### Requirement 1
Repeat word for word the portion of the Night of the Creeps review that opens with the words "Instead, what my" and closes with "beneath it all.".
### Requirement 2
In one to three sentences, explain why Chris and J.C. steal the body from the cryogenics lab, as stated in the Night of the Creeps review.
### Requirement 3
Write the next part of the Night of the Creeps review, picking up after its final sentence.

### Provided passage

** BEGIN **

Instead, what my eyes witnessed on my then-large 24" Zenith was nothing even remotely scary, but a head-scratching concoction with the kid from 'National Lampoon's European Vacation'. The movie was a bizarre and crazy mixture of aliens, slug-like parasites, cryogenics, slasher, and zombies. And the whole thing was set in the middle of some kind of teen romantic comedy, with a homicide detective pulled right out of a 40's film noir. My first-impressions left me baffled and seriously wondering "what the f**k is this horsesh*t!" It wasn't until much later with my taste for the horror genre expanding into the classics of the 1950s, most of which are B-movie drive-in material, that I grew to appreciate and recognize the shear genius hiding beneath it all.
It is 1959, and the world apparently could only be seen in black and white. When a strange canister from outer space crash lands near make-out point, the teen investigating is suddenly attacked by a leech-like creature. Almost thirty years later, young college students Chris Romero (Jason Lively) and J.C. (Steve Marshall) try to pledge a fraternity by stealing the body from a cryogenics lab, which Chris hopes will impress the pretty Cynthia Cronenberg (Jill Whitlow). Still carrying the alien parasite inside, the reanimated body spews more of the invading bugs, transforming their hosts into blood-thirsty zombies. With the help of Det. Ray Cameron (Tom Atkins), it is up to Chris and Cynthia to save the campus.
As the brainchild of Fred Dekker, 'Night of the Creeps' is not only an homage to those films from decades ago, but it is also a celebration of the seriousness behind the camp. This isn't necessarily a spoof of the genre, as much as it is an attempt at recapturing the real sincerity expressed by those filmmakers at creating a scary movie. In spite of a convoluted plot, bad production value, and lame, cheesy special effects, those films were made with a great deal of sincerity and a simple hope of entertaining anyone willing to watch. And Dekker's production team seems to relish in this very idea, while at the same time being self-aware and making silly wisecracks at the movie's own expense.
The following year, Dekker went on to also write and direct another celebratory mix of classic horror in 'The Monster Squad'. But to be perfectly honest, 'Creeps' is better than four kids running around the Universal backlot and relying more on physical gags to induce laughter. The comedy here is much more subtle and viewer's knowledge of the genre is practically a prerequisite, as I've come to find out with several viewings. From one scene to the next, Dekker is on a constant roll issuing one nod after another to that era of fast and cheap horror filmmaking. He even went so far as to name several of his characters after well-known horror and sci-fi film directors.
Accolades aside, the 80s cult favorite comes with a few, arguably minor flaws. Direction is obviously amateur, but contrasted by how well Dekker remains in control and keeps the pace amusingly brisk. While Atkins plays the hard-nose, wisecracking detective in all seriousness, as intended, Lively and Whitlow can't seem to keep up, almost as if unaware of the story's true farce nature. The script, though clever in many respects, falls prey to absurd plot devices which are just too convenient. Most notable is the posthumous message left by J.C., which mysteriously appears in the dorm room before Chris walks out. In the end, however, the film is all in good fun and such gaffes are ignored for the sake of an enjoyable zombie/alien/parasite/gore/comedy B-movie hybrid.

** END **

[Layout annotation entries]

** BEGIN **

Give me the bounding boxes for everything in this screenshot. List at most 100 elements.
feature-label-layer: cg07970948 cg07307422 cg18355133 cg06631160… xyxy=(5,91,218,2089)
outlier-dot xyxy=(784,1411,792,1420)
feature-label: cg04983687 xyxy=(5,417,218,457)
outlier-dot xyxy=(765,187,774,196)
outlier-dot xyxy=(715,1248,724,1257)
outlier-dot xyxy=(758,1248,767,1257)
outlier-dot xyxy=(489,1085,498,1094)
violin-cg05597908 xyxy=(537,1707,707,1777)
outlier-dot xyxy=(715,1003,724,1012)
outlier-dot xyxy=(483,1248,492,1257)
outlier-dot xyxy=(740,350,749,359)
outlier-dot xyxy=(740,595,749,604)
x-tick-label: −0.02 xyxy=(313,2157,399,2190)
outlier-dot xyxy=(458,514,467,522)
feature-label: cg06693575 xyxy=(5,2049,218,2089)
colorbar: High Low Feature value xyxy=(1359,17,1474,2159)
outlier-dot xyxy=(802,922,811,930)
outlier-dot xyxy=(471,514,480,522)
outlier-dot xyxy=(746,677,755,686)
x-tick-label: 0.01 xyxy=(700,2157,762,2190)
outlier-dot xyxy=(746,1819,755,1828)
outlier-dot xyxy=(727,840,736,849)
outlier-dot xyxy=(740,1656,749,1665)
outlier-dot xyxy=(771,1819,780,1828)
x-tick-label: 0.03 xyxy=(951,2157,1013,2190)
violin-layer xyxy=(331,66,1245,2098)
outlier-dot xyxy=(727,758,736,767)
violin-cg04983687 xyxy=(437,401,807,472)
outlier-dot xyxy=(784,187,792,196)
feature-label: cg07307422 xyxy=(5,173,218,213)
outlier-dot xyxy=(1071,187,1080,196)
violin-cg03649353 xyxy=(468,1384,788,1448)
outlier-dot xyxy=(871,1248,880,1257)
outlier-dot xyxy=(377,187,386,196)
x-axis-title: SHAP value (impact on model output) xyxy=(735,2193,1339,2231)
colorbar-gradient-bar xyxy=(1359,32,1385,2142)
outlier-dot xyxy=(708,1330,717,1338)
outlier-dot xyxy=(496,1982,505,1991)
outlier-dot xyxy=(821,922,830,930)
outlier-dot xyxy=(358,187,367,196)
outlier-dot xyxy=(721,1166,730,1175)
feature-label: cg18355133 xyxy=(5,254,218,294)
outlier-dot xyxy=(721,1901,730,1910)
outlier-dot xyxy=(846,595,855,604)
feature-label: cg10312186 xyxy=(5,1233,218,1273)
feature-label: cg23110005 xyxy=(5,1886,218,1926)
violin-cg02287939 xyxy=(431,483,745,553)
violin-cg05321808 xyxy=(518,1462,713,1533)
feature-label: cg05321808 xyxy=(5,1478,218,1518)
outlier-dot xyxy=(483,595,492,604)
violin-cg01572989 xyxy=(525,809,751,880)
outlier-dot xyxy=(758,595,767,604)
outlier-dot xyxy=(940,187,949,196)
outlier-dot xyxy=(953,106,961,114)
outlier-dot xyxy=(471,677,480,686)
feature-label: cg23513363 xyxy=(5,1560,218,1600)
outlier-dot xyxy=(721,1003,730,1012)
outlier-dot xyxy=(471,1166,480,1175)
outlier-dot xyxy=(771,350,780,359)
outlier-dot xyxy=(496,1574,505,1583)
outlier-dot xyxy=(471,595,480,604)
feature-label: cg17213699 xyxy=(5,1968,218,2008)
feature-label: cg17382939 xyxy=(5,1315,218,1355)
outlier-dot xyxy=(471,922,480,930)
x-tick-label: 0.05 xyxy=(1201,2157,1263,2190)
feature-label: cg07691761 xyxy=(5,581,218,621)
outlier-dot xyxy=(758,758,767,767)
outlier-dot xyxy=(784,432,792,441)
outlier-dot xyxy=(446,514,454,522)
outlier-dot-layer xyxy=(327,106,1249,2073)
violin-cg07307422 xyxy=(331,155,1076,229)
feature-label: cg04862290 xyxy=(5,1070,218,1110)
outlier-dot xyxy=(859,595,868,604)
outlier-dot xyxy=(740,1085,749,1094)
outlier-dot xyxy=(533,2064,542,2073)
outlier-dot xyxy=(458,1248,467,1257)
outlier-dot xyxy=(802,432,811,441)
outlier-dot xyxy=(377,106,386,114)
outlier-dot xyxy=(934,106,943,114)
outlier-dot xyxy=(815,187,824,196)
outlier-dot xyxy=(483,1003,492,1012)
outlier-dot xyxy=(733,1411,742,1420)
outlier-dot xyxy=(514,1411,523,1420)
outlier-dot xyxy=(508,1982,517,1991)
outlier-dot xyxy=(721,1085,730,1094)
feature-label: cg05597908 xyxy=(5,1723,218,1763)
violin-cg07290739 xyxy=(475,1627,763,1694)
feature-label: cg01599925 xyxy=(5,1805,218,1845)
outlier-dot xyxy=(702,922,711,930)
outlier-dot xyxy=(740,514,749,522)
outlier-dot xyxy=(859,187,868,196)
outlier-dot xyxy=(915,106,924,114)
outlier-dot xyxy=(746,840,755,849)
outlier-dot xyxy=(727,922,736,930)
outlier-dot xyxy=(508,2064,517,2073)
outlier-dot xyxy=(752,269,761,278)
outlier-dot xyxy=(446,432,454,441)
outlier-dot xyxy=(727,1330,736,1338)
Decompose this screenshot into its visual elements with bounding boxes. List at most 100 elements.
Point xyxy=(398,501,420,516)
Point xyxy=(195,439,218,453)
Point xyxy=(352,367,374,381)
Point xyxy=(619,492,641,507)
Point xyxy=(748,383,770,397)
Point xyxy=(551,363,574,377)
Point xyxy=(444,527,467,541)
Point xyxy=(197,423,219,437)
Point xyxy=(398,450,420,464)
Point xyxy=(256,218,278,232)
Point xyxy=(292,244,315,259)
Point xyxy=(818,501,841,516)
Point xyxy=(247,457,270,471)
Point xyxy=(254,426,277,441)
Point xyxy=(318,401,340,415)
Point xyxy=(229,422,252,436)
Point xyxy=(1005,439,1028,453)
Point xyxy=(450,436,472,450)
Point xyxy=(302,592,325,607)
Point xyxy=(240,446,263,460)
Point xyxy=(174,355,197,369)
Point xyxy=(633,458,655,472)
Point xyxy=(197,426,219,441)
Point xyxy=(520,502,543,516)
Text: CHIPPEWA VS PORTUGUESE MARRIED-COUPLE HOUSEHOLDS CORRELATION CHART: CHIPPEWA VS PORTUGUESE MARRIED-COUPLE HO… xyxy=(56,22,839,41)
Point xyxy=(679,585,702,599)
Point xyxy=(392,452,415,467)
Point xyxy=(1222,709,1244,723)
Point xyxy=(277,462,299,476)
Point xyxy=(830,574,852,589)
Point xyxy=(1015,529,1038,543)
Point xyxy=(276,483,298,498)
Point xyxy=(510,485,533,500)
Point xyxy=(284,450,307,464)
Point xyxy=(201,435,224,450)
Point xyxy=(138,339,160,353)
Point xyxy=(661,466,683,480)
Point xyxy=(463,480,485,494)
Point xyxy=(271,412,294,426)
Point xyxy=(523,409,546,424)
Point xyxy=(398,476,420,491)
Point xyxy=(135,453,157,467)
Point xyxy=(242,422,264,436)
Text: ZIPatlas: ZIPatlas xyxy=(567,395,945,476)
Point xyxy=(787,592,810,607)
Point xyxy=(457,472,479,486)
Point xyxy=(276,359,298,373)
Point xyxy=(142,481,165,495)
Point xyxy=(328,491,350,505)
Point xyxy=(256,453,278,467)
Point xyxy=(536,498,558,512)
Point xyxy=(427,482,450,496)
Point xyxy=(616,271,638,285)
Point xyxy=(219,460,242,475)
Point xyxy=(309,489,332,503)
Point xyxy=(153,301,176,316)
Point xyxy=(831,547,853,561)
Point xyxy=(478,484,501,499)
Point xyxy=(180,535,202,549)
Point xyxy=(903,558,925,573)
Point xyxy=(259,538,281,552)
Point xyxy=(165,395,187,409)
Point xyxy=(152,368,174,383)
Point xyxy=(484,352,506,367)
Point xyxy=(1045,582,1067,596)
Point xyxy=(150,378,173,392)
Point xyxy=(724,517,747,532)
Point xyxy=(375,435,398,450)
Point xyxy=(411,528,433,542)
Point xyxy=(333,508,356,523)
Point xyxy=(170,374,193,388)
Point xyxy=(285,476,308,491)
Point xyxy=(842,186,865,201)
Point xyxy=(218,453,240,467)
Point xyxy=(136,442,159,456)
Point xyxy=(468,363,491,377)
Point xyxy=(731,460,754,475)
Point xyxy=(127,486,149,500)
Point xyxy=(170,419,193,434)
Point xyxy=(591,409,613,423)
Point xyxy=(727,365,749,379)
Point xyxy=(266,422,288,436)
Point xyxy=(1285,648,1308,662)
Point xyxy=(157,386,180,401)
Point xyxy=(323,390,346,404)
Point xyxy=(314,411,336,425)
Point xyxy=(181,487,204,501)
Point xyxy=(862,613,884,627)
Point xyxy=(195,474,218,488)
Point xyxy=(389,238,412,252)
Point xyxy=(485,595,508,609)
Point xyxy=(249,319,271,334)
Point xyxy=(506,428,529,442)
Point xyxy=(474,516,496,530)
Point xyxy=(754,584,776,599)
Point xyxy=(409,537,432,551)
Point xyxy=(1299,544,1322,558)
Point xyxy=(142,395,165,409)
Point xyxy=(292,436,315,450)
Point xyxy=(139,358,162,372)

** END **

### Answer 1
Instead, what my eyes witnessed on my then-large 24" Zenith was nothing even remotely scary, but a head-scratching concoction with the kid from 'National Lampoon's European Vacation'. The movie was a bizarre and crazy mixture of aliens, slug-like parasites, cryogenics, slasher, and zombies. And the whole thing was set in the middle of some kind of teen romantic comedy, with a homicide detective pulled right out of a 40's film noir. My first-impressions left me baffled and seriously wondering "what the f**k is this horsesh*t!" It wasn't until much later with my taste for the horror genre expanding into the classics of the 1950s, most of which are B-movie drive-in material, that I grew to appreciate and recognize the shear genius hiding beneath it all.

### Answer 2
They steal the body to pledge a fraternity. Chris also hopes the theft will impress the pretty Cynthia Cronenberg.

### Answer 3
When we boil it down, 'Night of the Creeps' delivers the goods with plenty of creepy crawlies and gory zombie action. Where else can you find zombified house pets, "hot chicks" carrying flamethrowers like fashion accessories, and a universe where red-headed nerds save the campus with a 12-gauge shotgun? How could you not laugh at and love a horror flick which proudly displays graffiti like "Go Monster Squad" and "Stryper Rules" written in a men's bathroom? It may be pure cheese, but it's loads of fun to watch.
Having watched the movie on various formats in its twenty-four-year history, I was pleasantly surprised by the condition of this 1080p/AVC-encoded transfer (1.85:1), looking much better than I could've imagined. Don't get me wrong, 'Night of the Creeps' still comes across very much 80s in appearance --- what, with all the feathered hair and polo shirts. But for a movie of this caliber, this salute to B-horror is superior in terms of sharpness, clarity, and resolution.
Compared to those other releases (unfortunately, I parted with my laserdisc sometime ago), this new hi-def version demonstrates a great deal of improvement. While the picture is awash with natural film grain, primaries display good saturation levels and secondary hues are full bodied without the hint of chroma noise. Skin tones also appear more accurate and healthy, showing respectable texture in close-ups. Blacks are richly rendered and consistent, adding decent depth to the image. Shadow delineation is stronger here than in previous releases, which is crucial for a pic where the majority of the story takes place at night. Contrast is comfortably bright and well balanced, allowing for much visibility of the finer details in the background. This Blu-ray edition of 'Night of the Creeps' may not be the best catalog title available; but for its age and stock quality, this is a very good high-definition presentation of the cult favorite.
Sound engineers at Sony Home Entertainment have done it again with this DTS-HD Master Audio soundtrack, taking the original design elements and making them work with modern systems without appearing too artificial.
The front-heavy mix arrives with a wide and spacious soundscape that's quite inviting and even, delivering clear and intelligible vocals from beginning to end. Pans and separation in the soundstage are convincing and smooth, with a few great moments of action heard off-screen. Random sounds of crickets and busy crowds provide some credible atmosphere and fill the room nicely. The original music from Barry De Vorzon bleeds into the surround speakers and envelops the listener, particularly towards the end with other random sounds and echoes. Dynamic range is surprisingly stable and expansive for a flick of this quality, exhibiting great clarity even as the shotgun is fired repeatedly. Low-frequency effects are mostly silent, but it has some depth and is used appropriately for certain scenes that require it. Taken as a whole, this lossless presentation is more than adequate for a low-budget entry, and fans are sure to get a kick out of it.
Arriving for the first time on Blu-ray day-and-date with the official DVD release, 'Night of the Creeps' is loaded to the gills with bonus material. Well, maybe not exactly loaded, but it sure as heck is a lot more than what fans have become accustomed to on VHS, LaserDisc and other bootleg copies. And to top it all off, it's mostly all presented in high definition and Sony Home Entertainment throws in a couple of exclusives to sweeten the deal.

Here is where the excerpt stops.